Extract the listing in its entirety, keeping each line identical to the original.

* START RECORD EXTRACTS *

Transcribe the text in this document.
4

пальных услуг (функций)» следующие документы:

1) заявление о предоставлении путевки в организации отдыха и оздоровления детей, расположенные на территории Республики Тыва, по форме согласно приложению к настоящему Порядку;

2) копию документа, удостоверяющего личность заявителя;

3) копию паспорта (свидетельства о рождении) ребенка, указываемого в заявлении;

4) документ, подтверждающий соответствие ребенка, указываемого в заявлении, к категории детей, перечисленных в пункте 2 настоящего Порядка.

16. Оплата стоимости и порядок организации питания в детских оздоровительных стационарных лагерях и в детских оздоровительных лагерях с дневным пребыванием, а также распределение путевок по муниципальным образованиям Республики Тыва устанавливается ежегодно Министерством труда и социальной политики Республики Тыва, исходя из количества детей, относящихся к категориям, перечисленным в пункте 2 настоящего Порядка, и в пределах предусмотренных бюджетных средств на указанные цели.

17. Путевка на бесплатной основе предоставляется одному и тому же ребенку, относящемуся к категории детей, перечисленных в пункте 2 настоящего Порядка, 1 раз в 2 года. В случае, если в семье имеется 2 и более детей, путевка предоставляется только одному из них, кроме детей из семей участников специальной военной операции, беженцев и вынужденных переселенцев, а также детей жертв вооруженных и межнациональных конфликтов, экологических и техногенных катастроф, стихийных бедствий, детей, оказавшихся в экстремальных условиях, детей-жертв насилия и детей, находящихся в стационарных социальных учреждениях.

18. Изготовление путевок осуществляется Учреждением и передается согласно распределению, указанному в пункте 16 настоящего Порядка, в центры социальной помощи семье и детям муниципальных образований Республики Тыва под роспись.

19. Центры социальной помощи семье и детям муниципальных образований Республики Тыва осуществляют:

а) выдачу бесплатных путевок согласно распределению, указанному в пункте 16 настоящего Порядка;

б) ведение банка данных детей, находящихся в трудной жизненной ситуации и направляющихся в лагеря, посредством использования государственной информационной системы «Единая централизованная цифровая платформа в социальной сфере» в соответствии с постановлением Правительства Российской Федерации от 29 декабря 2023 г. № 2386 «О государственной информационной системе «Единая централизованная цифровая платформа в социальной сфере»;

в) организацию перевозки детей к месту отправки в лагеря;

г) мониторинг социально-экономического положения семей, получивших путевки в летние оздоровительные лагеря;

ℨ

* END RECORD EXTRACTS *

• **RIGHT ANSWER**:
Transcribe the text in this document.
4

пальных услуг (функций)» следующие документы:

1) заявление о предоставлении путевки в организации отдыха и оздоровления детей, расположенные на территории Республики Тыва, по форме согласно приложению к настоящему Порядку;

2) копию документа, удостоверяющего личность заявителя;

3) копию паспорта (свидетельства о рождении) ребенка, указываемого в заявлении;

4) документ, подтверждающий соответствие ребенка, указываемого в заявлении, к категории детей, перечисленных в пункте 2 настоящего Порядка.

16. Оплата стоимости и порядок организации питания в детских оздоровительных стационарных лагерях и в детских оздоровительных лагерях с дневным пребыванием, а также распределение путевок по муниципальным образованиям Республики Тыва устанавливается ежегодно Министерством труда и социальной политики Республики Тыва, исходя из количества детей, относящихся к категориям, перечисленным в пункте 2 настоящего Порядка, и в пределах предусмотренных бюджетных средств на указанные цели.

17. Путевка на бесплатной основе предоставляется одному и тому же ребенку, относящемуся к категории детей, перечисленных в пункте 2 настоящего Порядка, 1 раз в 2 года. В случае, если в семье имеется 2 и более детей, путевка предоставляется только одному из них, кроме детей из семей участников специальной военной операции, беженцев и вынужденных переселенцев, а также детей жертв вооруженных и межнациональных конфликтов, экологических и техногенных катастроф, стихийных бедствий, детей, оказавшихся в экстремальных условиях, детей-жертв насилия и детей, находящихся в стационарных социальных учреждениях.

18. Изготовление путевок осуществляется Учреждением и передается согласно распределению, указанному в пункте 16 настоящего Порядка, в центры социальной помощи семье и детям муниципальных образований Республики Тыва под роспись.

19. Центры социальной помощи семье и детям муниципальных образований Республики Тыва осуществляют:

а) выдачу бесплатных путевок согласно распределению, указанному в пункте 16 настоящего Порядка;

б) ведение банка данных детей, находящихся в трудной жизненной ситуации и направляющихся в лагеря, посредством использования государственной информационной системы «Единая централизованная цифровая платформа в социальной сфере» в соответствии с постановлением Правительства Российской Федерации от 29 декабря 2023 г. № 2386 «О государственной информационной системе «Единая централизованная цифровая платформа в социальной сфере»;

в) организацию перевозки детей к месту отправки в лагеря;

г) мониторинг социально-экономического положения семей, получивших путевки в летние оздоровительные лагеря;

ℨ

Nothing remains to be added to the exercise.